Problem details
Below you will find a set of lines. Repeat them all exactly.

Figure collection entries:

☆ ☆ ☆

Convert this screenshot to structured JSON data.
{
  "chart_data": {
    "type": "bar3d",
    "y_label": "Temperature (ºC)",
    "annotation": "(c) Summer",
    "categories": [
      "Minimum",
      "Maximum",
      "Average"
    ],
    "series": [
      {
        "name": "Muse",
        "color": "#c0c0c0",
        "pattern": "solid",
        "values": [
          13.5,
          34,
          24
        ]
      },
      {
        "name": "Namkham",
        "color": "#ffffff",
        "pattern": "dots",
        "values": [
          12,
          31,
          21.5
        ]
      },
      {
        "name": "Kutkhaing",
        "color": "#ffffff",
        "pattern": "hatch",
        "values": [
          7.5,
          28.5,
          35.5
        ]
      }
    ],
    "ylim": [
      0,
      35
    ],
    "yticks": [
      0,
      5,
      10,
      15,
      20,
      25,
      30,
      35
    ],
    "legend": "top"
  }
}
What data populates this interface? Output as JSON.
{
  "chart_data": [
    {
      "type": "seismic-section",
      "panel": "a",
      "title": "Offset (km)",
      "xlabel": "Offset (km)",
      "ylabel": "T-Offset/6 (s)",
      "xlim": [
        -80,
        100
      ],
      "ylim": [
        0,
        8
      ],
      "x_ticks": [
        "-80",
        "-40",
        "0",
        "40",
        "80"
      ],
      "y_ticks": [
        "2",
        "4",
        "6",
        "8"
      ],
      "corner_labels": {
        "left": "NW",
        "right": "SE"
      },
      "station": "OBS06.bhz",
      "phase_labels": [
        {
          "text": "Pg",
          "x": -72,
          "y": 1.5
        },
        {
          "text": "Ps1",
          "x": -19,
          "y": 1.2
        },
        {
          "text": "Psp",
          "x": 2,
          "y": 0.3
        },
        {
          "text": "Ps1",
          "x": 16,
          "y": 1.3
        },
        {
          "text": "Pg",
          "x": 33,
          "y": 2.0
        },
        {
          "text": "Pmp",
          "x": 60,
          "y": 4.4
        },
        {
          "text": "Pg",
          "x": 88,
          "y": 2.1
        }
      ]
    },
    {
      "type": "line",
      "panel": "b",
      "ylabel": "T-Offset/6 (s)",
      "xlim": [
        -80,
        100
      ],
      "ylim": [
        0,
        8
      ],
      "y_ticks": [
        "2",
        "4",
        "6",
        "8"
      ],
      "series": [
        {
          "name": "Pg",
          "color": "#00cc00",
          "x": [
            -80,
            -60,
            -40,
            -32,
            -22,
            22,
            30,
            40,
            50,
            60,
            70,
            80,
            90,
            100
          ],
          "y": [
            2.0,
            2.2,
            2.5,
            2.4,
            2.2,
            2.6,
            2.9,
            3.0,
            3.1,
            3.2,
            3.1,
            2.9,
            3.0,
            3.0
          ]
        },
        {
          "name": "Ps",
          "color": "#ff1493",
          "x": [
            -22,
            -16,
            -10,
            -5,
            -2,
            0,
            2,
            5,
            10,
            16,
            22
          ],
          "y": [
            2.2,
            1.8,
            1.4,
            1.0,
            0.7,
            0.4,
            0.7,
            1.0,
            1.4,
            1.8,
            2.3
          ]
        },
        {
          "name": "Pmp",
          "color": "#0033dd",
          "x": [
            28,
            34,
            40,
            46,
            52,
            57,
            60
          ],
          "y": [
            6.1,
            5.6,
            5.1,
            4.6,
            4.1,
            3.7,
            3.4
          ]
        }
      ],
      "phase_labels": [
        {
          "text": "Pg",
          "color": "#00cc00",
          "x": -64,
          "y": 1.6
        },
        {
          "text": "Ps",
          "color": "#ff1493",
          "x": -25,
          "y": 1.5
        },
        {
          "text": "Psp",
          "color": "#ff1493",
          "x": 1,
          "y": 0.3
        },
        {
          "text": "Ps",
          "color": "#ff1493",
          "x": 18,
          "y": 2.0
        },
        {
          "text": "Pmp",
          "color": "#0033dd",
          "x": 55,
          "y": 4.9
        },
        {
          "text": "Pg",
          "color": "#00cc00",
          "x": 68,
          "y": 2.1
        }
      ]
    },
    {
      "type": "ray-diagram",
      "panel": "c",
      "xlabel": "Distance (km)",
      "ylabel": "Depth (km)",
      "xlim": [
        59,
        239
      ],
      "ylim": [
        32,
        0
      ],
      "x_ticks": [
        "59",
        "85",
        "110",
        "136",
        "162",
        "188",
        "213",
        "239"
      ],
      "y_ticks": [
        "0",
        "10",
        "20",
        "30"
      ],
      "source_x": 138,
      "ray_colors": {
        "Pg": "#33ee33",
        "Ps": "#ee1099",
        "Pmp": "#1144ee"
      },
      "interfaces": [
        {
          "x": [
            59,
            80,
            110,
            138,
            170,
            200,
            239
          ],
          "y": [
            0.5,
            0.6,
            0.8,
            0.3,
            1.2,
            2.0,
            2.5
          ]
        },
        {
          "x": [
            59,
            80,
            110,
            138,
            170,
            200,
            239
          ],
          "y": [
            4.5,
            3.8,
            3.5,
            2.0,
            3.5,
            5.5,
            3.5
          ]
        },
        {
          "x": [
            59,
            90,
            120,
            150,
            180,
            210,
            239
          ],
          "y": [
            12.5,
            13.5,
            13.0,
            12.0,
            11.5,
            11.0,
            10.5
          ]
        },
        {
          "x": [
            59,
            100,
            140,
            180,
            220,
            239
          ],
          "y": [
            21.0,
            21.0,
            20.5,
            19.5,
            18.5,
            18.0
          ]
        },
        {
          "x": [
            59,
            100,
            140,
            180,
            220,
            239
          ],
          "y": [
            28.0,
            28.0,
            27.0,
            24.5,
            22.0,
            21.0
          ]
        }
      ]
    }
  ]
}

☆ ☆ ☆

Solution for this problem
Convert this screenshot to structured JSON data.
{
  "chart_data": {
    "type": "bar3d",
    "y_label": "Temperature (ºC)",
    "annotation": "(c) Summer",
    "categories": [
      "Minimum",
      "Maximum",
      "Average"
    ],
    "series": [
      {
        "name": "Muse",
        "color": "#c0c0c0",
        "pattern": "solid",
        "values": [
          13.5,
          34,
          24
        ]
      },
      {
        "name": "Namkham",
        "color": "#ffffff",
        "pattern": "dots",
        "values": [
          12,
          31,
          21.5
        ]
      },
      {
        "name": "Kutkhaing",
        "color": "#ffffff",
        "pattern": "hatch",
        "values": [
          7.5,
          28.5,
          35.5
        ]
      }
    ],
    "ylim": [
      0,
      35
    ],
    "yticks": [
      0,
      5,
      10,
      15,
      20,
      25,
      30,
      35
    ],
    "legend": "top"
  }
}
What data populates this interface? Output as JSON.
{
  "chart_data": [
    {
      "type": "seismic-section",
      "panel": "a",
      "title": "Offset (km)",
      "xlabel": "Offset (km)",
      "ylabel": "T-Offset/6 (s)",
      "xlim": [
        -80,
        100
      ],
      "ylim": [
        0,
        8
      ],
      "x_ticks": [
        "-80",
        "-40",
        "0",
        "40",
        "80"
      ],
      "y_ticks": [
        "2",
        "4",
        "6",
        "8"
      ],
      "corner_labels": {
        "left": "NW",
        "right": "SE"
      },
      "station": "OBS06.bhz",
      "phase_labels": [
        {
          "text": "Pg",
          "x": -72,
          "y": 1.5
        },
        {
          "text": "Ps1",
          "x": -19,
          "y": 1.2
        },
        {
          "text": "Psp",
          "x": 2,
          "y": 0.3
        },
        {
          "text": "Ps1",
          "x": 16,
          "y": 1.3
        },
        {
          "text": "Pg",
          "x": 33,
          "y": 2.0
        },
        {
          "text": "Pmp",
          "x": 60,
          "y": 4.4
        },
        {
          "text": "Pg",
          "x": 88,
          "y": 2.1
        }
      ]
    },
    {
      "type": "line",
      "panel": "b",
      "ylabel": "T-Offset/6 (s)",
      "xlim": [
        -80,
        100
      ],
      "ylim": [
        0,
        8
      ],
      "y_ticks": [
        "2",
        "4",
        "6",
        "8"
      ],
      "series": [
        {
          "name": "Pg",
          "color": "#00cc00",
          "x": [
            -80,
            -60,
            -40,
            -32,
            -22,
            22,
            30,
            40,
            50,
            60,
            70,
            80,
            90,
            100
          ],
          "y": [
            2.0,
            2.2,
            2.5,
            2.4,
            2.2,
            2.6,
            2.9,
            3.0,
            3.1,
            3.2,
            3.1,
            2.9,
            3.0,
            3.0
          ]
        },
        {
          "name": "Ps",
          "color": "#ff1493",
          "x": [
            -22,
            -16,
            -10,
            -5,
            -2,
            0,
            2,
            5,
            10,
            16,
            22
          ],
          "y": [
            2.2,
            1.8,
            1.4,
            1.0,
            0.7,
            0.4,
            0.7,
            1.0,
            1.4,
            1.8,
            2.3
          ]
        },
        {
          "name": "Pmp",
          "color": "#0033dd",
          "x": [
            28,
            34,
            40,
            46,
            52,
            57,
            60
          ],
          "y": [
            6.1,
            5.6,
            5.1,
            4.6,
            4.1,
            3.7,
            3.4
          ]
        }
      ],
      "phase_labels": [
        {
          "text": "Pg",
          "color": "#00cc00",
          "x": -64,
          "y": 1.6
        },
        {
          "text": "Ps",
          "color": "#ff1493",
          "x": -25,
          "y": 1.5
        },
        {
          "text": "Psp",
          "color": "#ff1493",
          "x": 1,
          "y": 0.3
        },
        {
          "text": "Ps",
          "color": "#ff1493",
          "x": 18,
          "y": 2.0
        },
        {
          "text": "Pmp",
          "color": "#0033dd",
          "x": 55,
          "y": 4.9
        },
        {
          "text": "Pg",
          "color": "#00cc00",
          "x": 68,
          "y": 2.1
        }
      ]
    },
    {
      "type": "ray-diagram",
      "panel": "c",
      "xlabel": "Distance (km)",
      "ylabel": "Depth (km)",
      "xlim": [
        59,
        239
      ],
      "ylim": [
        32,
        0
      ],
      "x_ticks": [
        "59",
        "85",
        "110",
        "136",
        "162",
        "188",
        "213",
        "239"
      ],
      "y_ticks": [
        "0",
        "10",
        "20",
        "30"
      ],
      "source_x": 138,
      "ray_colors": {
        "Pg": "#33ee33",
        "Ps": "#ee1099",
        "Pmp": "#1144ee"
      },
      "interfaces": [
        {
          "x": [
            59,
            80,
            110,
            138,
            170,
            200,
            239
          ],
          "y": [
            0.5,
            0.6,
            0.8,
            0.3,
            1.2,
            2.0,
            2.5
          ]
        },
        {
          "x": [
            59,
            80,
            110,
            138,
            170,
            200,
            239
          ],
          "y": [
            4.5,
            3.8,
            3.5,
            2.0,
            3.5,
            5.5,
            3.5
          ]
        },
        {
          "x": [
            59,
            90,
            120,
            150,
            180,
            210,
            239
          ],
          "y": [
            12.5,
            13.5,
            13.0,
            12.0,
            11.5,
            11.0,
            10.5
          ]
        },
        {
          "x": [
            59,
            100,
            140,
            180,
            220,
            239
          ],
          "y": [
            21.0,
            21.0,
            20.5,
            19.5,
            18.5,
            18.0
          ]
        },
        {
          "x": [
            59,
            100,
            140,
            180,
            220,
            239
          ],
          "y": [
            28.0,
            28.0,
            27.0,
            24.5,
            22.0,
            21.0
          ]
        }
      ]
    }
  ]
}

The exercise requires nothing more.